Exercise =>
Reproduce the data that follows in its entirety, character for character.

= = = = = = =

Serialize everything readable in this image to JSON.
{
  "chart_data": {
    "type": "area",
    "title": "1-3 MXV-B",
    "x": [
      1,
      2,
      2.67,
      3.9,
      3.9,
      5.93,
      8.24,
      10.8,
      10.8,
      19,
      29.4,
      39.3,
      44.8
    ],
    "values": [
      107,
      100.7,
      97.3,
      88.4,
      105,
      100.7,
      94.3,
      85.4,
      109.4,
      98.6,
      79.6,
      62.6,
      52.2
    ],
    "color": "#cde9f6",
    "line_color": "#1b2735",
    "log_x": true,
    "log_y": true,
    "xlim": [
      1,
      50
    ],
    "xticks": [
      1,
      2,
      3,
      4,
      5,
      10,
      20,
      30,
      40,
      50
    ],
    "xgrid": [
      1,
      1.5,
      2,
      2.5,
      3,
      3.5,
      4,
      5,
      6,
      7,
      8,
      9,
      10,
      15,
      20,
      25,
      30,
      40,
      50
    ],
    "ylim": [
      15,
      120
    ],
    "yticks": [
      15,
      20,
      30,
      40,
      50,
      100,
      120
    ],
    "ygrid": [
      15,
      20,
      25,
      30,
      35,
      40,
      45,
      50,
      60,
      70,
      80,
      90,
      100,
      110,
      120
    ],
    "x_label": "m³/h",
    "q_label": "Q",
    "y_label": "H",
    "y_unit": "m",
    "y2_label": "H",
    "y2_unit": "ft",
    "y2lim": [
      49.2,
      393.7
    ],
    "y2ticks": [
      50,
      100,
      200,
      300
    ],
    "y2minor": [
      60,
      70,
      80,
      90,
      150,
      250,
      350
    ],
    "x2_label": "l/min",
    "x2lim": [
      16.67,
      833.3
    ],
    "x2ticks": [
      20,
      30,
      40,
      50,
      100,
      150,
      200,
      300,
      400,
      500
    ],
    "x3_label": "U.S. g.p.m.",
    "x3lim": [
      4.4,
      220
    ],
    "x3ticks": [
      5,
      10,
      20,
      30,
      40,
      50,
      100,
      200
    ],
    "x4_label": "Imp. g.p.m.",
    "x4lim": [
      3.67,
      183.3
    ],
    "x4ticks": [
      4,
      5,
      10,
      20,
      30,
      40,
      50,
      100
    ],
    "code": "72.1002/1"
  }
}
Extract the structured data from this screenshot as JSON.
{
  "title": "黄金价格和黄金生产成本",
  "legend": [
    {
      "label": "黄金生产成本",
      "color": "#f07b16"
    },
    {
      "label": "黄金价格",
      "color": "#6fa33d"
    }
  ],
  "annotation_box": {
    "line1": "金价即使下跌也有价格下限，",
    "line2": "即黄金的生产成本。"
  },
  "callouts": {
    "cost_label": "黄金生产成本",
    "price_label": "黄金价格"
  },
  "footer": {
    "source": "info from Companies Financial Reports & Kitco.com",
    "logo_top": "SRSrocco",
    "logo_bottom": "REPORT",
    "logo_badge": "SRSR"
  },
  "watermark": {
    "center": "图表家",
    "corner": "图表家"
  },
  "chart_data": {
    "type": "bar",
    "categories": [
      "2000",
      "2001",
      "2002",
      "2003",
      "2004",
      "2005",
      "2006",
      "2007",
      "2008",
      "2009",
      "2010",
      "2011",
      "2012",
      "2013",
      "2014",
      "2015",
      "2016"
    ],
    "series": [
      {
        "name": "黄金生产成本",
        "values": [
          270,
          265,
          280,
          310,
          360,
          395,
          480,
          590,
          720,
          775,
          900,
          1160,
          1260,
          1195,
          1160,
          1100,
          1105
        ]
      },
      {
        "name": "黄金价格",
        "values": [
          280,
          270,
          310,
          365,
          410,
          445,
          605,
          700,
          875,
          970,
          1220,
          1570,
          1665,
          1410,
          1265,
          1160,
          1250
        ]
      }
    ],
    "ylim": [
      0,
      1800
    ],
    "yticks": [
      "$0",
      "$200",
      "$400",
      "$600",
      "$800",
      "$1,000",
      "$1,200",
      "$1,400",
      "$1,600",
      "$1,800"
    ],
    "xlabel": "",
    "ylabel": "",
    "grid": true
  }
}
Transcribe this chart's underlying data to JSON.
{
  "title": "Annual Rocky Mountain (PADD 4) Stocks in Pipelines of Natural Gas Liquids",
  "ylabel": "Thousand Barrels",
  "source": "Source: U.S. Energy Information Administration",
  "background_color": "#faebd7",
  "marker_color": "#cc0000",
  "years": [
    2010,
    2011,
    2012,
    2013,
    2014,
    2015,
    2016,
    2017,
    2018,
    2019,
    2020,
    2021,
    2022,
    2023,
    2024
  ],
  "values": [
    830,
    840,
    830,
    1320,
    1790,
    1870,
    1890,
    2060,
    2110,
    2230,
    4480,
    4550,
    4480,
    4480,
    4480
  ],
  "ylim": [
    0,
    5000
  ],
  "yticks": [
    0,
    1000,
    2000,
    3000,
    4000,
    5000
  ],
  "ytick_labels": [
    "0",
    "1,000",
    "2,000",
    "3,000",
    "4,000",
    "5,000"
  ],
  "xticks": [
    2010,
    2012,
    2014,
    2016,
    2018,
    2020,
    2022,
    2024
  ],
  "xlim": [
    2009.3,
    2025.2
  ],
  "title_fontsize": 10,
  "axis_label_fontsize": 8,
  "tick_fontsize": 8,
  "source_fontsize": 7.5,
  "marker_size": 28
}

= = = = = = =

Correct output =>
Serialize everything readable in this image to JSON.
{
  "chart_data": {
    "type": "area",
    "title": "1-3 MXV-B",
    "x": [
      1,
      2,
      2.67,
      3.9,
      3.9,
      5.93,
      8.24,
      10.8,
      10.8,
      19,
      29.4,
      39.3,
      44.8
    ],
    "values": [
      107,
      100.7,
      97.3,
      88.4,
      105,
      100.7,
      94.3,
      85.4,
      109.4,
      98.6,
      79.6,
      62.6,
      52.2
    ],
    "color": "#cde9f6",
    "line_color": "#1b2735",
    "log_x": true,
    "log_y": true,
    "xlim": [
      1,
      50
    ],
    "xticks": [
      1,
      2,
      3,
      4,
      5,
      10,
      20,
      30,
      40,
      50
    ],
    "xgrid": [
      1,
      1.5,
      2,
      2.5,
      3,
      3.5,
      4,
      5,
      6,
      7,
      8,
      9,
      10,
      15,
      20,
      25,
      30,
      40,
      50
    ],
    "ylim": [
      15,
      120
    ],
    "yticks": [
      15,
      20,
      30,
      40,
      50,
      100,
      120
    ],
    "ygrid": [
      15,
      20,
      25,
      30,
      35,
      40,
      45,
      50,
      60,
      70,
      80,
      90,
      100,
      110,
      120
    ],
    "x_label": "m³/h",
    "q_label": "Q",
    "y_label": "H",
    "y_unit": "m",
    "y2_label": "H",
    "y2_unit": "ft",
    "y2lim": [
      49.2,
      393.7
    ],
    "y2ticks": [
      50,
      100,
      200,
      300
    ],
    "y2minor": [
      60,
      70,
      80,
      90,
      150,
      250,
      350
    ],
    "x2_label": "l/min",
    "x2lim": [
      16.67,
      833.3
    ],
    "x2ticks": [
      20,
      30,
      40,
      50,
      100,
      150,
      200,
      300,
      400,
      500
    ],
    "x3_label": "U.S. g.p.m.",
    "x3lim": [
      4.4,
      220
    ],
    "x3ticks": [
      5,
      10,
      20,
      30,
      40,
      50,
      100,
      200
    ],
    "x4_label": "Imp. g.p.m.",
    "x4lim": [
      3.67,
      183.3
    ],
    "x4ticks": [
      4,
      5,
      10,
      20,
      30,
      40,
      50,
      100
    ],
    "code": "72.1002/1"
  }
}
Extract the structured data from this screenshot as JSON.
{
  "title": "黄金价格和黄金生产成本",
  "legend": [
    {
      "label": "黄金生产成本",
      "color": "#f07b16"
    },
    {
      "label": "黄金价格",
      "color": "#6fa33d"
    }
  ],
  "annotation_box": {
    "line1": "金价即使下跌也有价格下限，",
    "line2": "即黄金的生产成本。"
  },
  "callouts": {
    "cost_label": "黄金生产成本",
    "price_label": "黄金价格"
  },
  "footer": {
    "source": "info from Companies Financial Reports & Kitco.com",
    "logo_top": "SRSrocco",
    "logo_bottom": "REPORT",
    "logo_badge": "SRSR"
  },
  "watermark": {
    "center": "图表家",
    "corner": "图表家"
  },
  "chart_data": {
    "type": "bar",
    "categories": [
      "2000",
      "2001",
      "2002",
      "2003",
      "2004",
      "2005",
      "2006",
      "2007",
      "2008",
      "2009",
      "2010",
      "2011",
      "2012",
      "2013",
      "2014",
      "2015",
      "2016"
    ],
    "series": [
      {
        "name": "黄金生产成本",
        "values": [
          270,
          265,
          280,
          310,
          360,
          395,
          480,
          590,
          720,
          775,
          900,
          1160,
          1260,
          1195,
          1160,
          1100,
          1105
        ]
      },
      {
        "name": "黄金价格",
        "values": [
          280,
          270,
          310,
          365,
          410,
          445,
          605,
          700,
          875,
          970,
          1220,
          1570,
          1665,
          1410,
          1265,
          1160,
          1250
        ]
      }
    ],
    "ylim": [
      0,
      1800
    ],
    "yticks": [
      "$0",
      "$200",
      "$400",
      "$600",
      "$800",
      "$1,000",
      "$1,200",
      "$1,400",
      "$1,600",
      "$1,800"
    ],
    "xlabel": "",
    "ylabel": "",
    "grid": true
  }
}
Transcribe this chart's underlying data to JSON.
{
  "title": "Annual Rocky Mountain (PADD 4) Stocks in Pipelines of Natural Gas Liquids",
  "ylabel": "Thousand Barrels",
  "source": "Source: U.S. Energy Information Administration",
  "background_color": "#faebd7",
  "marker_color": "#cc0000",
  "years": [
    2010,
    2011,
    2012,
    2013,
    2014,
    2015,
    2016,
    2017,
    2018,
    2019,
    2020,
    2021,
    2022,
    2023,
    2024
  ],
  "values": [
    830,
    840,
    830,
    1320,
    1790,
    1870,
    1890,
    2060,
    2110,
    2230,
    4480,
    4550,
    4480,
    4480,
    4480
  ],
  "ylim": [
    0,
    5000
  ],
  "yticks": [
    0,
    1000,
    2000,
    3000,
    4000,
    5000
  ],
  "ytick_labels": [
    "0",
    "1,000",
    "2,000",
    "3,000",
    "4,000",
    "5,000"
  ],
  "xticks": [
    2010,
    2012,
    2014,
    2016,
    2018,
    2020,
    2022,
    2024
  ],
  "xlim": [
    2009.3,
    2025.2
  ],
  "title_fontsize": 10,
  "axis_label_fontsize": 8,
  "tick_fontsize": 8,
  "source_fontsize": 7.5,
  "marker_size": 28
}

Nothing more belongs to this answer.